◆ WORK REQUIRED:
Transcribe the listing word for word.

◆ DATASET EXTRACT:
• • • •

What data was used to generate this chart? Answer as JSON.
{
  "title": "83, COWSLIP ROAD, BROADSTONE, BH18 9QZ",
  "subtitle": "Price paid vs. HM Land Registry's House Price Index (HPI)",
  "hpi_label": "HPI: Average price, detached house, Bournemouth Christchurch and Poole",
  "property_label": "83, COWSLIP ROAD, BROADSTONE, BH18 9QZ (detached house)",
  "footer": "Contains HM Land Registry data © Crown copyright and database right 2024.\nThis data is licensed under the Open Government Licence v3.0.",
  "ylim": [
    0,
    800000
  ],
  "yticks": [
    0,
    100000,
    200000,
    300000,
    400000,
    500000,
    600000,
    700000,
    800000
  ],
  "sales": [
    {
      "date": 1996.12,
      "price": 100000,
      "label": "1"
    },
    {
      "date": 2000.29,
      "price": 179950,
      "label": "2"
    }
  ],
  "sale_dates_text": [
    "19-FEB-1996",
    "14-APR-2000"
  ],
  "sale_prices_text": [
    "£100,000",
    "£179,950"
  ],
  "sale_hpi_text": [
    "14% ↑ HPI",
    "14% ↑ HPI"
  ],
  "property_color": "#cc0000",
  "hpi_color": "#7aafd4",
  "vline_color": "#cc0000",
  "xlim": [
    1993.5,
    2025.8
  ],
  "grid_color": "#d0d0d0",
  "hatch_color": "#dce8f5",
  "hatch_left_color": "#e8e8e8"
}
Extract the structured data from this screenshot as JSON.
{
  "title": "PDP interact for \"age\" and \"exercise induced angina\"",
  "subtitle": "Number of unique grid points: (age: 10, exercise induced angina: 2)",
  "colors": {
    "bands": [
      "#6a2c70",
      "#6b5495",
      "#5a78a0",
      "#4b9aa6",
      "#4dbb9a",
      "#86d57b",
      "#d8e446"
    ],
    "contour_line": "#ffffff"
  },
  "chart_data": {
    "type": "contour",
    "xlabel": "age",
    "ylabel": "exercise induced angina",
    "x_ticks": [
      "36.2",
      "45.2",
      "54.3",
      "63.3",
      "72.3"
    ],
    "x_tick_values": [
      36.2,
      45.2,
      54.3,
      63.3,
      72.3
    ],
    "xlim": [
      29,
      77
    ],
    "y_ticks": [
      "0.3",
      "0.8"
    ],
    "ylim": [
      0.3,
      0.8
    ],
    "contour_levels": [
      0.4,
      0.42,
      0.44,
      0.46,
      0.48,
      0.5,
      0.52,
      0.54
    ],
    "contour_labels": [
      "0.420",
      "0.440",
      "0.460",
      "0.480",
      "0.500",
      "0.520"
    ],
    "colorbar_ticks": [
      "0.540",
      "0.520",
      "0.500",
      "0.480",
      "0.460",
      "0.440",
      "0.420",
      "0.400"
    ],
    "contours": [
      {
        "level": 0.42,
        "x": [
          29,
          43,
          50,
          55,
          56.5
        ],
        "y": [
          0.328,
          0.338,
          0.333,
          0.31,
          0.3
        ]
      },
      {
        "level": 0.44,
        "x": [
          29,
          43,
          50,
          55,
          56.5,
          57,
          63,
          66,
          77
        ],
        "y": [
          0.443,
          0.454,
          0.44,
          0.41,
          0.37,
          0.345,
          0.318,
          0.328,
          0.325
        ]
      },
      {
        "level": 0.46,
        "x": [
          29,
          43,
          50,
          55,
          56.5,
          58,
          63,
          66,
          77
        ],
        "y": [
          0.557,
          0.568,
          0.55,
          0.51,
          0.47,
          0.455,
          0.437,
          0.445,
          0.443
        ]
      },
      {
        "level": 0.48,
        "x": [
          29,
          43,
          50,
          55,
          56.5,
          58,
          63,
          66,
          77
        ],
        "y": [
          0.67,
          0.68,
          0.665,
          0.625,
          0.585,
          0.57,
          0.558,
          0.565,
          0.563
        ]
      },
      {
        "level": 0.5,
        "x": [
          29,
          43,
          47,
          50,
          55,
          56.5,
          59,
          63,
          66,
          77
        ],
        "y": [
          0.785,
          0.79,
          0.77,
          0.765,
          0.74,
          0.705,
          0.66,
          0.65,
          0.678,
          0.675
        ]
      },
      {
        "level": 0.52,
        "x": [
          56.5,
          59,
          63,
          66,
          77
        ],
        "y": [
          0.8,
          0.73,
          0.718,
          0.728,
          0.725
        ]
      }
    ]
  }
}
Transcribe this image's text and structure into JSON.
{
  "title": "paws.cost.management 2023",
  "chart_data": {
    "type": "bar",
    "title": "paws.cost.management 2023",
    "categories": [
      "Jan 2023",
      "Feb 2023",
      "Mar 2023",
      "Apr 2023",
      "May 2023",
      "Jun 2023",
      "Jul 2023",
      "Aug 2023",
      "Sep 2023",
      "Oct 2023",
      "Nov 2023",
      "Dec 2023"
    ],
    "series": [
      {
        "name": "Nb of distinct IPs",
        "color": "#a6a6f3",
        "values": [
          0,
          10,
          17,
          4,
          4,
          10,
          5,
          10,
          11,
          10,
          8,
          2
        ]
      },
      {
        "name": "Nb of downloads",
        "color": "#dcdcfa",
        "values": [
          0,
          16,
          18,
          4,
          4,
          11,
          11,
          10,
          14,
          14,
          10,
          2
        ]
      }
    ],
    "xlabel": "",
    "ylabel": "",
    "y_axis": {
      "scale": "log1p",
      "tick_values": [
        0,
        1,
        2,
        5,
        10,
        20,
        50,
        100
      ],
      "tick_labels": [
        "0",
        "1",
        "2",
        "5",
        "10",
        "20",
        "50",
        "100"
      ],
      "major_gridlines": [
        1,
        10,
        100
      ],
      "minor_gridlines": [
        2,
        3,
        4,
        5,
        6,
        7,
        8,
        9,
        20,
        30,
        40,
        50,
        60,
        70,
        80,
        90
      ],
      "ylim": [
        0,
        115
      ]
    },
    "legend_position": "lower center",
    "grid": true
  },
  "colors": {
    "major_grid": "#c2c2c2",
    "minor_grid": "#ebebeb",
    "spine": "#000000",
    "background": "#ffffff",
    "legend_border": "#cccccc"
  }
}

• • • •

◆ THE ANSWER:
What data was used to generate this chart? Answer as JSON.
{
  "title": "83, COWSLIP ROAD, BROADSTONE, BH18 9QZ",
  "subtitle": "Price paid vs. HM Land Registry's House Price Index (HPI)",
  "hpi_label": "HPI: Average price, detached house, Bournemouth Christchurch and Poole",
  "property_label": "83, COWSLIP ROAD, BROADSTONE, BH18 9QZ (detached house)",
  "footer": "Contains HM Land Registry data © Crown copyright and database right 2024.\nThis data is licensed under the Open Government Licence v3.0.",
  "ylim": [
    0,
    800000
  ],
  "yticks": [
    0,
    100000,
    200000,
    300000,
    400000,
    500000,
    600000,
    700000,
    800000
  ],
  "sales": [
    {
      "date": 1996.12,
      "price": 100000,
      "label": "1"
    },
    {
      "date": 2000.29,
      "price": 179950,
      "label": "2"
    }
  ],
  "sale_dates_text": [
    "19-FEB-1996",
    "14-APR-2000"
  ],
  "sale_prices_text": [
    "£100,000",
    "£179,950"
  ],
  "sale_hpi_text": [
    "14% ↑ HPI",
    "14% ↑ HPI"
  ],
  "property_color": "#cc0000",
  "hpi_color": "#7aafd4",
  "vline_color": "#cc0000",
  "xlim": [
    1993.5,
    2025.8
  ],
  "grid_color": "#d0d0d0",
  "hatch_color": "#dce8f5",
  "hatch_left_color": "#e8e8e8"
}
Extract the structured data from this screenshot as JSON.
{
  "title": "PDP interact for \"age\" and \"exercise induced angina\"",
  "subtitle": "Number of unique grid points: (age: 10, exercise induced angina: 2)",
  "colors": {
    "bands": [
      "#6a2c70",
      "#6b5495",
      "#5a78a0",
      "#4b9aa6",
      "#4dbb9a",
      "#86d57b",
      "#d8e446"
    ],
    "contour_line": "#ffffff"
  },
  "chart_data": {
    "type": "contour",
    "xlabel": "age",
    "ylabel": "exercise induced angina",
    "x_ticks": [
      "36.2",
      "45.2",
      "54.3",
      "63.3",
      "72.3"
    ],
    "x_tick_values": [
      36.2,
      45.2,
      54.3,
      63.3,
      72.3
    ],
    "xlim": [
      29,
      77
    ],
    "y_ticks": [
      "0.3",
      "0.8"
    ],
    "ylim": [
      0.3,
      0.8
    ],
    "contour_levels": [
      0.4,
      0.42,
      0.44,
      0.46,
      0.48,
      0.5,
      0.52,
      0.54
    ],
    "contour_labels": [
      "0.420",
      "0.440",
      "0.460",
      "0.480",
      "0.500",
      "0.520"
    ],
    "colorbar_ticks": [
      "0.540",
      "0.520",
      "0.500",
      "0.480",
      "0.460",
      "0.440",
      "0.420",
      "0.400"
    ],
    "contours": [
      {
        "level": 0.42,
        "x": [
          29,
          43,
          50,
          55,
          56.5
        ],
        "y": [
          0.328,
          0.338,
          0.333,
          0.31,
          0.3
        ]
      },
      {
        "level": 0.44,
        "x": [
          29,
          43,
          50,
          55,
          56.5,
          57,
          63,
          66,
          77
        ],
        "y": [
          0.443,
          0.454,
          0.44,
          0.41,
          0.37,
          0.345,
          0.318,
          0.328,
          0.325
        ]
      },
      {
        "level": 0.46,
        "x": [
          29,
          43,
          50,
          55,
          56.5,
          58,
          63,
          66,
          77
        ],
        "y": [
          0.557,
          0.568,
          0.55,
          0.51,
          0.47,
          0.455,
          0.437,
          0.445,
          0.443
        ]
      },
      {
        "level": 0.48,
        "x": [
          29,
          43,
          50,
          55,
          56.5,
          58,
          63,
          66,
          77
        ],
        "y": [
          0.67,
          0.68,
          0.665,
          0.625,
          0.585,
          0.57,
          0.558,
          0.565,
          0.563
        ]
      },
      {
        "level": 0.5,
        "x": [
          29,
          43,
          47,
          50,
          55,
          56.5,
          59,
          63,
          66,
          77
        ],
        "y": [
          0.785,
          0.79,
          0.77,
          0.765,
          0.74,
          0.705,
          0.66,
          0.65,
          0.678,
          0.675
        ]
      },
      {
        "level": 0.52,
        "x": [
          56.5,
          59,
          63,
          66,
          77
        ],
        "y": [
          0.8,
          0.73,
          0.718,
          0.728,
          0.725
        ]
      }
    ]
  }
}
Transcribe this image's text and structure into JSON.
{
  "title": "paws.cost.management 2023",
  "chart_data": {
    "type": "bar",
    "title": "paws.cost.management 2023",
    "categories": [
      "Jan 2023",
      "Feb 2023",
      "Mar 2023",
      "Apr 2023",
      "May 2023",
      "Jun 2023",
      "Jul 2023",
      "Aug 2023",
      "Sep 2023",
      "Oct 2023",
      "Nov 2023",
      "Dec 2023"
    ],
    "series": [
      {
        "name": "Nb of distinct IPs",
        "color": "#a6a6f3",
        "values": [
          0,
          10,
          17,
          4,
          4,
          10,
          5,
          10,
          11,
          10,
          8,
          2
        ]
      },
      {
        "name": "Nb of downloads",
        "color": "#dcdcfa",
        "values": [
          0,
          16,
          18,
          4,
          4,
          11,
          11,
          10,
          14,
          14,
          10,
          2
        ]
      }
    ],
    "xlabel": "",
    "ylabel": "",
    "y_axis": {
      "scale": "log1p",
      "tick_values": [
        0,
        1,
        2,
        5,
        10,
        20,
        50,
        100
      ],
      "tick_labels": [
        "0",
        "1",
        "2",
        "5",
        "10",
        "20",
        "50",
        "100"
      ],
      "major_gridlines": [
        1,
        10,
        100
      ],
      "minor_gridlines": [
        2,
        3,
        4,
        5,
        6,
        7,
        8,
        9,
        20,
        30,
        40,
        50,
        60,
        70,
        80,
        90
      ],
      "ylim": [
        0,
        115
      ]
    },
    "legend_position": "lower center",
    "grid": true
  },
  "colors": {
    "major_grid": "#c2c2c2",
    "minor_grid": "#ebebeb",
    "spine": "#000000",
    "background": "#ffffff",
    "legend_border": "#cccccc"
  }
}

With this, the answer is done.